*** Input data
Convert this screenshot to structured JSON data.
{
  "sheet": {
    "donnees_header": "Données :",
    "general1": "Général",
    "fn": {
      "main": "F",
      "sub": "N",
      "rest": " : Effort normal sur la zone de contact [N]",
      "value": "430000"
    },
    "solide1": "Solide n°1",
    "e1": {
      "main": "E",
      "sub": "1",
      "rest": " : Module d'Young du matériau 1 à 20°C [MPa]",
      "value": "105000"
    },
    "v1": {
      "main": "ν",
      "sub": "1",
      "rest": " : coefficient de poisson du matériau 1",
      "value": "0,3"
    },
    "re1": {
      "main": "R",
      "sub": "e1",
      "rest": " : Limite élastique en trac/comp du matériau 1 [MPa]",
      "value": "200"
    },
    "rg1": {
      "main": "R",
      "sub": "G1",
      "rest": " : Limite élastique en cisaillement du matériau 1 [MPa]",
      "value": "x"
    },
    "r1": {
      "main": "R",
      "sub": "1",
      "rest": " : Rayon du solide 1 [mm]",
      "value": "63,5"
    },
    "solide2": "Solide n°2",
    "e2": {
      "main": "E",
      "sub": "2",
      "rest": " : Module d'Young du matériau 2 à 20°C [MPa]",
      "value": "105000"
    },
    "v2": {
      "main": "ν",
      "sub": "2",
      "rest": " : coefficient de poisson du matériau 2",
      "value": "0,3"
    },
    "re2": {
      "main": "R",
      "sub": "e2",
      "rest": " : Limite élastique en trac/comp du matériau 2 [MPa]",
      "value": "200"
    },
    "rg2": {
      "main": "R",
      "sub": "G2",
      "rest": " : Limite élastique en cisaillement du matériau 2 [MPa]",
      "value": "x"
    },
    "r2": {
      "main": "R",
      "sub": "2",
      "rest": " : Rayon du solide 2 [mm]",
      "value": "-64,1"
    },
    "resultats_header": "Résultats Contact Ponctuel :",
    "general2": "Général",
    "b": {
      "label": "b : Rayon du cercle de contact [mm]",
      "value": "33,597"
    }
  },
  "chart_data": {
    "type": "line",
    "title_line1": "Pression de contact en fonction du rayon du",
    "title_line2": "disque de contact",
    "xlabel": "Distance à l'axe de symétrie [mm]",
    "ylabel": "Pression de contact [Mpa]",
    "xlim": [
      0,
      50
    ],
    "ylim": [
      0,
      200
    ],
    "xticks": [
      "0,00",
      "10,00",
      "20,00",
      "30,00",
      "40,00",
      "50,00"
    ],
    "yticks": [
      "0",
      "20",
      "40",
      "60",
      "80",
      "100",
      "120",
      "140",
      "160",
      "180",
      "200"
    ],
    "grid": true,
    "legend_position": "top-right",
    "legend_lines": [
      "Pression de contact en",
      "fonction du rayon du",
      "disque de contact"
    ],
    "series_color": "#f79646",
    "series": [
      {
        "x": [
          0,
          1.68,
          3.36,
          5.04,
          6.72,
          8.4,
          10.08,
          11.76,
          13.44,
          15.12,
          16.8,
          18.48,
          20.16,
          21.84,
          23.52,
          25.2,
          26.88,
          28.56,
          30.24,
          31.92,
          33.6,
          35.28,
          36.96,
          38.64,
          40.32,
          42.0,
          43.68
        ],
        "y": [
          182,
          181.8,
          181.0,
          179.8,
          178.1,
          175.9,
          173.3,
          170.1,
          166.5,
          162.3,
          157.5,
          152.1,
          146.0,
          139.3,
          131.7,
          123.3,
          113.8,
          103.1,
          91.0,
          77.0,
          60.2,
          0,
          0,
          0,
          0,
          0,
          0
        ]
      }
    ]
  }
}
******
- _Problem_: Exactly as written, please output every entry.

- _Output of the task_:
Convert this screenshot to structured JSON data.
{
  "sheet": {
    "donnees_header": "Données :",
    "general1": "Général",
    "fn": {
      "main": "F",
      "sub": "N",
      "rest": " : Effort normal sur la zone de contact [N]",
      "value": "430000"
    },
    "solide1": "Solide n°1",
    "e1": {
      "main": "E",
      "sub": "1",
      "rest": " : Module d'Young du matériau 1 à 20°C [MPa]",
      "value": "105000"
    },
    "v1": {
      "main": "ν",
      "sub": "1",
      "rest": " : coefficient de poisson du matériau 1",
      "value": "0,3"
    },
    "re1": {
      "main": "R",
      "sub": "e1",
      "rest": " : Limite élastique en trac/comp du matériau 1 [MPa]",
      "value": "200"
    },
    "rg1": {
      "main": "R",
      "sub": "G1",
      "rest": " : Limite élastique en cisaillement du matériau 1 [MPa]",
      "value": "x"
    },
    "r1": {
      "main": "R",
      "sub": "1",
      "rest": " : Rayon du solide 1 [mm]",
      "value": "63,5"
    },
    "solide2": "Solide n°2",
    "e2": {
      "main": "E",
      "sub": "2",
      "rest": " : Module d'Young du matériau 2 à 20°C [MPa]",
      "value": "105000"
    },
    "v2": {
      "main": "ν",
      "sub": "2",
      "rest": " : coefficient de poisson du matériau 2",
      "value": "0,3"
    },
    "re2": {
      "main": "R",
      "sub": "e2",
      "rest": " : Limite élastique en trac/comp du matériau 2 [MPa]",
      "value": "200"
    },
    "rg2": {
      "main": "R",
      "sub": "G2",
      "rest": " : Limite élastique en cisaillement du matériau 2 [MPa]",
      "value": "x"
    },
    "r2": {
      "main": "R",
      "sub": "2",
      "rest": " : Rayon du solide 2 [mm]",
      "value": "-64,1"
    },
    "resultats_header": "Résultats Contact Ponctuel :",
    "general2": "Général",
    "b": {
      "label": "b : Rayon du cercle de contact [mm]",
      "value": "33,597"
    }
  },
  "chart_data": {
    "type": "line",
    "title_line1": "Pression de contact en fonction du rayon du",
    "title_line2": "disque de contact",
    "xlabel": "Distance à l'axe de symétrie [mm]",
    "ylabel": "Pression de contact [Mpa]",
    "xlim": [
      0,
      50
    ],
    "ylim": [
      0,
      200
    ],
    "xticks": [
      "0,00",
      "10,00",
      "20,00",
      "30,00",
      "40,00",
      "50,00"
    ],
    "yticks": [
      "0",
      "20",
      "40",
      "60",
      "80",
      "100",
      "120",
      "140",
      "160",
      "180",
      "200"
    ],
    "grid": true,
    "legend_position": "top-right",
    "legend_lines": [
      "Pression de contact en",
      "fonction du rayon du",
      "disque de contact"
    ],
    "series_color": "#f79646",
    "series": [
      {
        "x": [
          0,
          1.68,
          3.36,
          5.04,
          6.72,
          8.4,
          10.08,
          11.76,
          13.44,
          15.12,
          16.8,
          18.48,
          20.16,
          21.84,
          23.52,
          25.2,
          26.88,
          28.56,
          30.24,
          31.92,
          33.6,
          35.28,
          36.96,
          38.64,
          40.32,
          42.0,
          43.68
        ],
        "y": [
          182,
          181.8,
          181.0,
          179.8,
          178.1,
          175.9,
          173.3,
          170.1,
          166.5,
          162.3,
          157.5,
          152.1,
          146.0,
          139.3,
          131.7,
          123.3,
          113.8,
          103.1,
          91.0,
          77.0,
          60.2,
          0,
          0,
          0,
          0,
          0,
          0
        ]
      }
    ]
  }
}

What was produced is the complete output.